### GIVEN TASK
Restate each line word for word. Leave out every picture.

Stored records
──────────────────────────────
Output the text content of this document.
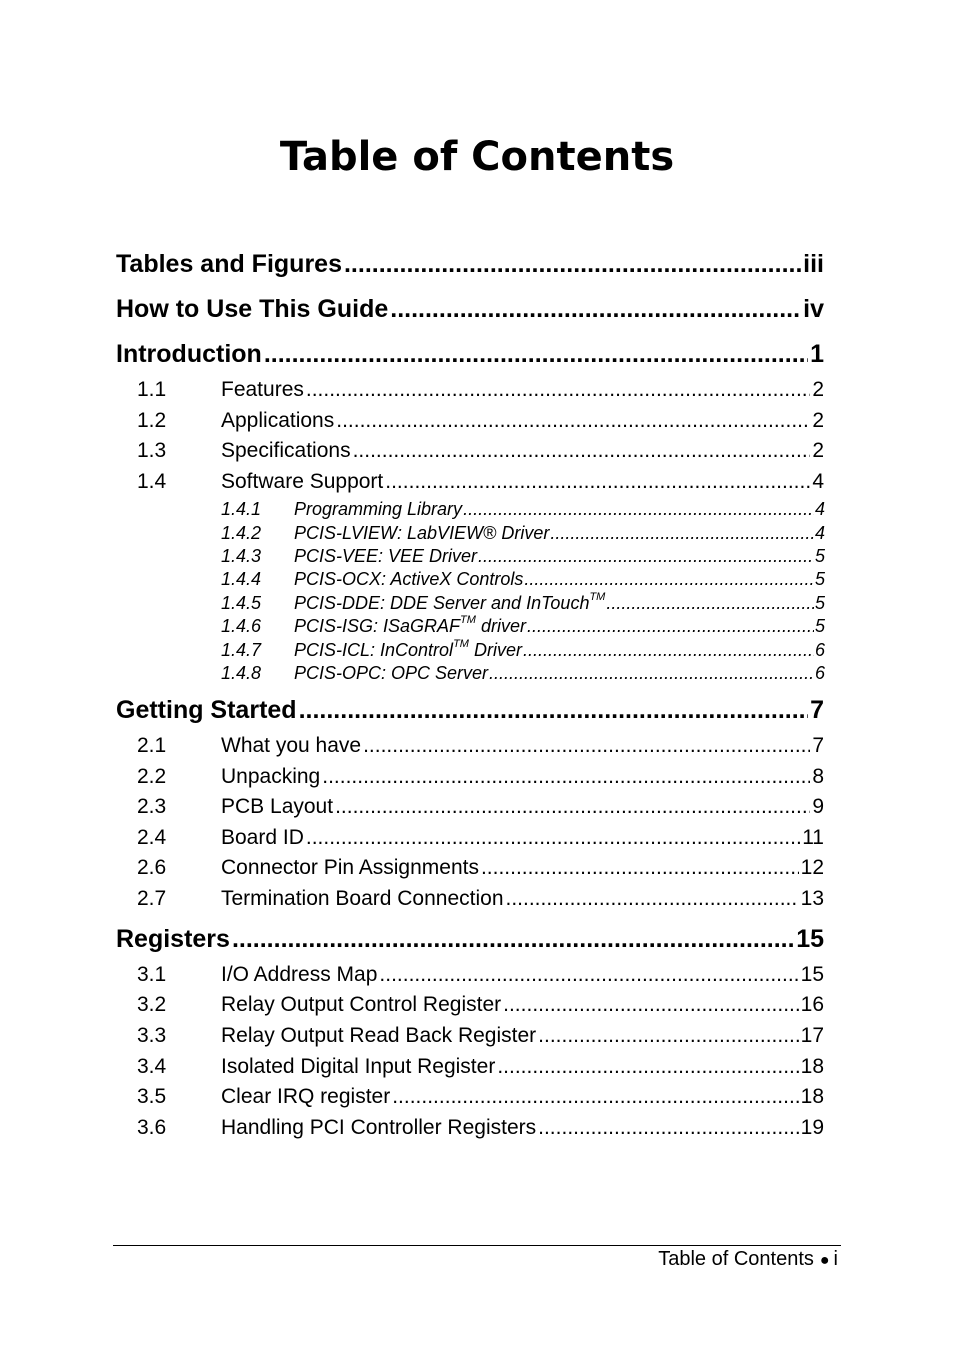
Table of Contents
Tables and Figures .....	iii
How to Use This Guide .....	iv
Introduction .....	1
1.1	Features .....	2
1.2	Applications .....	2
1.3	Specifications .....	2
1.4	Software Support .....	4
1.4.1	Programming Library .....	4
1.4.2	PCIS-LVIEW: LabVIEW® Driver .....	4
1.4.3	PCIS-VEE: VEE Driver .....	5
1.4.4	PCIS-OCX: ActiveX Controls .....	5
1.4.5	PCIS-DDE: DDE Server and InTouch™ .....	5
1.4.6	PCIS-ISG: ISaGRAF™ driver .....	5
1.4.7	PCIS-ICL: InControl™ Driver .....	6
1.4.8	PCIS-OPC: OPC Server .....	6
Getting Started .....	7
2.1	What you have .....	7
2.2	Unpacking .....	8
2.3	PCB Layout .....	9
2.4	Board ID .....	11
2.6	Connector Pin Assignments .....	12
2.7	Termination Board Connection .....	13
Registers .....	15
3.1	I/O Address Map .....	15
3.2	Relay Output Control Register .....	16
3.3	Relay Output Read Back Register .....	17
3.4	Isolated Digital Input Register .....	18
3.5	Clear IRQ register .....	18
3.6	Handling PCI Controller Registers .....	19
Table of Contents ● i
──────────────────────────────
### THE OUTPUT
Output the text content of this document.
Table of Contents
Tables and Figures .....	iii
How to Use This Guide .....	iv
Introduction .....	1
1.1	Features .....	2
1.2	Applications .....	2
1.3	Specifications .....	2
1.4	Software Support .....	4
1.4.1	Programming Library .....	4
1.4.2	PCIS-LVIEW: LabVIEW® Driver .....	4
1.4.3	PCIS-VEE: VEE Driver .....	5
1.4.4	PCIS-OCX: ActiveX Controls .....	5
1.4.5	PCIS-DDE: DDE Server and InTouch™ .....	5
1.4.6	PCIS-ISG: ISaGRAF™ driver .....	5
1.4.7	PCIS-ICL: InControl™ Driver .....	6
1.4.8	PCIS-OPC: OPC Server .....	6
Getting Started .....	7
2.1	What you have .....	7
2.2	Unpacking .....	8
2.3	PCB Layout .....	9
2.4	Board ID .....	11
2.6	Connector Pin Assignments .....	12
2.7	Termination Board Connection .....	13
Registers .....	15
3.1	I/O Address Map .....	15
3.2	Relay Output Control Register .....	16
3.3	Relay Output Read Back Register .....	17
3.4	Isolated Digital Input Register .....	18
3.5	Clear IRQ register .....	18
3.6	Handling PCI Controller Registers .....	19
Table of Contents ● i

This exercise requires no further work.